(Job) Locate the word "WACCM" in the entries below, then gather every line that holds it.

Items from a figure collection
BEGIN

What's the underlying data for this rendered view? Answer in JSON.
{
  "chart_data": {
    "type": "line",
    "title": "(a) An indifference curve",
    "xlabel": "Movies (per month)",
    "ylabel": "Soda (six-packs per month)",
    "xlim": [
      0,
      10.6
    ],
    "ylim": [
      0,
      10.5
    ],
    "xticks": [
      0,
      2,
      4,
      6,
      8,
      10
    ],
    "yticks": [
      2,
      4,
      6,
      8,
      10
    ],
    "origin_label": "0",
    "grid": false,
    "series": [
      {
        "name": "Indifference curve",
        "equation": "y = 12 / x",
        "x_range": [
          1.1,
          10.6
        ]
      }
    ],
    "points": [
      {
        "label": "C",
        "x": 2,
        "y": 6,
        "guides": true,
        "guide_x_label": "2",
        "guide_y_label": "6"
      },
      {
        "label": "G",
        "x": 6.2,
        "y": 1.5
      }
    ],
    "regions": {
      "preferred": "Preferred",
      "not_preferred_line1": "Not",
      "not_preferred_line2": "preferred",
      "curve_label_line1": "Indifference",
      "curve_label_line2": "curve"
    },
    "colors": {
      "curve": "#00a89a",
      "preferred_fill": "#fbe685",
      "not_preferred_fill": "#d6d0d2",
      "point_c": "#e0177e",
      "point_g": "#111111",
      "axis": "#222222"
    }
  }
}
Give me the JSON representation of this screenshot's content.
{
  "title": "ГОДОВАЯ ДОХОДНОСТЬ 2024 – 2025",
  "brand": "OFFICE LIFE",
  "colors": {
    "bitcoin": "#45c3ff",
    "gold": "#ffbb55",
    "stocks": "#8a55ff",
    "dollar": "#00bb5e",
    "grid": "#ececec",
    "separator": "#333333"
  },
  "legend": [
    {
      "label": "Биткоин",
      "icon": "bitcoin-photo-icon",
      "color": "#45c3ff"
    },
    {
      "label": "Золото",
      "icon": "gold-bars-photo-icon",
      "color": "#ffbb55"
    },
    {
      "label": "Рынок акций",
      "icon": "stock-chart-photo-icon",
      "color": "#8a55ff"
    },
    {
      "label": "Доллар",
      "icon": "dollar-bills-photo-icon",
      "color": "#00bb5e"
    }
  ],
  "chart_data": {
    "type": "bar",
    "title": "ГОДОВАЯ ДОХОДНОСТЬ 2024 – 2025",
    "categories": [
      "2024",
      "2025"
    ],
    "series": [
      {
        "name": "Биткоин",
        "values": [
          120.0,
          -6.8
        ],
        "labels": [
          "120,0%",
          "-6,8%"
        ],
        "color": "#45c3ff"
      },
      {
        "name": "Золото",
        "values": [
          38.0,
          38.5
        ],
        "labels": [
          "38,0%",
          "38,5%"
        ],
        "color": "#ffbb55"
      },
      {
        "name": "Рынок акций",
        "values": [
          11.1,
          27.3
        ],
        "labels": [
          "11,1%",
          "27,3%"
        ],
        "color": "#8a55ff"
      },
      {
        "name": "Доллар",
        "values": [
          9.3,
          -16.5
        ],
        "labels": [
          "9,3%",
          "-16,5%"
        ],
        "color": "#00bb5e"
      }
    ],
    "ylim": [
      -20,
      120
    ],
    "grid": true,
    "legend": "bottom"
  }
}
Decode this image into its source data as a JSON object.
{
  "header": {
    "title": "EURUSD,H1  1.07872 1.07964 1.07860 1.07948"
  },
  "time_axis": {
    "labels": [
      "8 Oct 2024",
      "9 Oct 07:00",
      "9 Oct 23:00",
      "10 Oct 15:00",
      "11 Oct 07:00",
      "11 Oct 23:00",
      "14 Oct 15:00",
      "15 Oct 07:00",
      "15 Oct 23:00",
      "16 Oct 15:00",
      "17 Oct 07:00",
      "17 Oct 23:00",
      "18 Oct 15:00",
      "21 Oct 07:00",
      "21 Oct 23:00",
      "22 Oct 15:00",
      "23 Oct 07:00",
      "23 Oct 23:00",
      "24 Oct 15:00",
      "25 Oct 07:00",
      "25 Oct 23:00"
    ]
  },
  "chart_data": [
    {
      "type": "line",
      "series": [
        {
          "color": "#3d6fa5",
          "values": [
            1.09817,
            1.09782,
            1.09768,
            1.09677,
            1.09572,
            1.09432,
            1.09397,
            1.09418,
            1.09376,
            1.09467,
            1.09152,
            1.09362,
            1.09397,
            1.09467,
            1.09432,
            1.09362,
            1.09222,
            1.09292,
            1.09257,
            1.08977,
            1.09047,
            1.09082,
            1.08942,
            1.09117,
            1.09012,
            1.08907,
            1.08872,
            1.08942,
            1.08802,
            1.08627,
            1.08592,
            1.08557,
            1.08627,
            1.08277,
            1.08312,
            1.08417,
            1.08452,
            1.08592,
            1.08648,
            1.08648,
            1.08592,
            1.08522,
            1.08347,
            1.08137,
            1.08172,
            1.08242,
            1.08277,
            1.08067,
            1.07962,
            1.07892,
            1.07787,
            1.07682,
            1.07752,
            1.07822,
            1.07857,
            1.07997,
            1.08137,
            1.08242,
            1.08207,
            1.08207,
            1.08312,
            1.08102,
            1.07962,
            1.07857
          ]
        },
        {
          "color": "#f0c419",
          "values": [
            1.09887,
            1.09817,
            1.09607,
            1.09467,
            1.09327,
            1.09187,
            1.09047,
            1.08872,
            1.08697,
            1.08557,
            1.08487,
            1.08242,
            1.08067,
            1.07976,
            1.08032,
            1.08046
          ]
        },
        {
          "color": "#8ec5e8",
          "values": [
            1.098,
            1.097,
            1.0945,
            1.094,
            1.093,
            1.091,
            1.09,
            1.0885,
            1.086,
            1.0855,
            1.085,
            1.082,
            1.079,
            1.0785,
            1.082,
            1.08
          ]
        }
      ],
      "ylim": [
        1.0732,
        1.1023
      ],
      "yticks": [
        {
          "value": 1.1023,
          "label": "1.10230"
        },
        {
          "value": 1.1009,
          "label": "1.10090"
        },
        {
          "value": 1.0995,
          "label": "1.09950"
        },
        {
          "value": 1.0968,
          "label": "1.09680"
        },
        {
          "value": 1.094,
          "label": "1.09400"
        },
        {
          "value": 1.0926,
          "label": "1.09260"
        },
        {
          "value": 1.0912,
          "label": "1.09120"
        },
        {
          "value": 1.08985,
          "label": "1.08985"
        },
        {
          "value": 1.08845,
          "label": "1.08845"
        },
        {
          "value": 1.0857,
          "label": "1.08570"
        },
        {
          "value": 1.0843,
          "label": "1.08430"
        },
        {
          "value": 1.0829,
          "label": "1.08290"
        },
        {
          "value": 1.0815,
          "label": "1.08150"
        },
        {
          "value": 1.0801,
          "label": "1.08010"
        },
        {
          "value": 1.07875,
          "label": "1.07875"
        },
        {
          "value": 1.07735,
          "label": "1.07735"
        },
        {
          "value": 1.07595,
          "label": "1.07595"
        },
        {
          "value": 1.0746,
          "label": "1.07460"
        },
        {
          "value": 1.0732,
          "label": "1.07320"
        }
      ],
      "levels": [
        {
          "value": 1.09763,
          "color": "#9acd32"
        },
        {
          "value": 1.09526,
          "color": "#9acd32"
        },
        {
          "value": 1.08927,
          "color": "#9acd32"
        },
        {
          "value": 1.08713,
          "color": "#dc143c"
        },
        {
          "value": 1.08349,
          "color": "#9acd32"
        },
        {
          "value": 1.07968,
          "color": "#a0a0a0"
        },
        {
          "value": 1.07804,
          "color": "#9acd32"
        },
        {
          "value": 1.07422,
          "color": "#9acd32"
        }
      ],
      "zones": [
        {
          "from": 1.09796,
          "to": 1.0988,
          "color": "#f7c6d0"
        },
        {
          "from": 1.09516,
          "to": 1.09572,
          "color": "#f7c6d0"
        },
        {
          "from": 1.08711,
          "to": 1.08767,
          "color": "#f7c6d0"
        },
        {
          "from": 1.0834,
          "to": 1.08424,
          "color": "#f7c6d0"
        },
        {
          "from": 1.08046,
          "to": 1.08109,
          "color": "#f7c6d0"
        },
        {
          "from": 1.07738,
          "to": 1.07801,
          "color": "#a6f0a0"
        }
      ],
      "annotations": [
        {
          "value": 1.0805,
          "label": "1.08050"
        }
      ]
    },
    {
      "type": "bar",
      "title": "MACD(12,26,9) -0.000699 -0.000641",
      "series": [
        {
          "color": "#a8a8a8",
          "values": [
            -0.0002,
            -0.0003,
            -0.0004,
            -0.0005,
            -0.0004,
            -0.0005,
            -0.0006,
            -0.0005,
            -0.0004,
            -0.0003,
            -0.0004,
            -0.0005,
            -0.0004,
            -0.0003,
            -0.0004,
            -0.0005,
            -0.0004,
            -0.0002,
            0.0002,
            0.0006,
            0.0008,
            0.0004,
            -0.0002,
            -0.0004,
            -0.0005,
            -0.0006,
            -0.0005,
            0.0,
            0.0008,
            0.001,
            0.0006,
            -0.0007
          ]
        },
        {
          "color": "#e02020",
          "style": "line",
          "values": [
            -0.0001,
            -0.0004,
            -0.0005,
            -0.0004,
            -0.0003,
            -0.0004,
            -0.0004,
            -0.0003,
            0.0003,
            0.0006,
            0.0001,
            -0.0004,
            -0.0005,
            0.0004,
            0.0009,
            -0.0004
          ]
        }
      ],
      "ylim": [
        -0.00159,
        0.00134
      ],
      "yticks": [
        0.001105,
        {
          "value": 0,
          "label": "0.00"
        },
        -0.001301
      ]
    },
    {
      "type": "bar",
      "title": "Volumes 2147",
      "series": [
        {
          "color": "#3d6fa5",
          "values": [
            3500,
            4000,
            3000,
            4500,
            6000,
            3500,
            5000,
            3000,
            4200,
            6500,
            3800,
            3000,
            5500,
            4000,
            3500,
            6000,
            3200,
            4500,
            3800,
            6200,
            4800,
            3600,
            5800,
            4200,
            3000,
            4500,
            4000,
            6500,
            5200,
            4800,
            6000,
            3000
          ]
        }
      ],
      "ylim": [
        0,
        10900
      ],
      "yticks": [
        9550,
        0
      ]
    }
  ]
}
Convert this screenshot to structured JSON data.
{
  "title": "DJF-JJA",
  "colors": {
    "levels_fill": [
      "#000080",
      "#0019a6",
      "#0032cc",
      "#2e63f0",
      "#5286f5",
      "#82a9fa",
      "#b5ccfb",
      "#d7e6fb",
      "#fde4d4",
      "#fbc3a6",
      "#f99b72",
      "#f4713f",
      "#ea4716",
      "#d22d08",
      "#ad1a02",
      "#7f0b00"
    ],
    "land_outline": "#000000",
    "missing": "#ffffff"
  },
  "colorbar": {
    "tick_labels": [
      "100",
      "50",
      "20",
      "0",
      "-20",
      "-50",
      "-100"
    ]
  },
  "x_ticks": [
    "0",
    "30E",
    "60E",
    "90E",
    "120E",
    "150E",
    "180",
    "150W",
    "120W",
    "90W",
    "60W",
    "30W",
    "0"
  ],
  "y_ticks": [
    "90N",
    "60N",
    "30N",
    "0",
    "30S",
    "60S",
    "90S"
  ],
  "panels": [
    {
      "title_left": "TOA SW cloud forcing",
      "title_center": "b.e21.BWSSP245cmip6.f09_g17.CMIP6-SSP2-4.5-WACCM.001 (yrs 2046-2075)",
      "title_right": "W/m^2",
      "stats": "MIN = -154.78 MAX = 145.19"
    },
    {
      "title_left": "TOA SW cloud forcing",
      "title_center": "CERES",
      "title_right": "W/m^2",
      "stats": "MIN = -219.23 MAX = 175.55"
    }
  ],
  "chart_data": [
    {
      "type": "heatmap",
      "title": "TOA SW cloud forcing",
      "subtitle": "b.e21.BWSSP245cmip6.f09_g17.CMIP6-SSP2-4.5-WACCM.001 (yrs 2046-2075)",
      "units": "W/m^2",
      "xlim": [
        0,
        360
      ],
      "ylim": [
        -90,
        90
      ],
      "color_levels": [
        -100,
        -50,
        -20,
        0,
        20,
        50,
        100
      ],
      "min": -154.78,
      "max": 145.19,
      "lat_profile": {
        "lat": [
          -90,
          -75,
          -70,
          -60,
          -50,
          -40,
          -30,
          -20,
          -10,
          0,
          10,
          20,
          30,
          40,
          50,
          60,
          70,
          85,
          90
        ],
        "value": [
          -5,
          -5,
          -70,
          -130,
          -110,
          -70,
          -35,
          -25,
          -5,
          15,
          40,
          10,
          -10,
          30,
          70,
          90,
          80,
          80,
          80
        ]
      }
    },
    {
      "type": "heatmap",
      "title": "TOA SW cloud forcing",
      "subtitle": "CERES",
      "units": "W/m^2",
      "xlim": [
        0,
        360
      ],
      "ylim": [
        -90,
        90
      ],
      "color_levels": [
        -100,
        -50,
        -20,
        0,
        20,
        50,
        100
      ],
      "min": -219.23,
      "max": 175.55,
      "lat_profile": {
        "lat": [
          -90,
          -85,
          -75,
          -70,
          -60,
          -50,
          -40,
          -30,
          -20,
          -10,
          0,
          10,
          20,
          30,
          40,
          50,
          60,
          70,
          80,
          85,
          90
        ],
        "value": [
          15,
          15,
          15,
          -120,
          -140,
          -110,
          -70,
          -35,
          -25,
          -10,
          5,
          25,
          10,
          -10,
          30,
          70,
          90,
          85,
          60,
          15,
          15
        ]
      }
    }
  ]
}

END

(Reply to the exercise)
      "title_center": "b.e21.BWSSP245cmip6.f09_g17.CMIP6-SSP2-4.5-WACCM.001 (yrs 2046-2075)",
      "subtitle": "b.e21.BWSSP245cmip6.f09_g17.CMIP6-SSP2-4.5-WACCM.001 (yrs 2046-2075)",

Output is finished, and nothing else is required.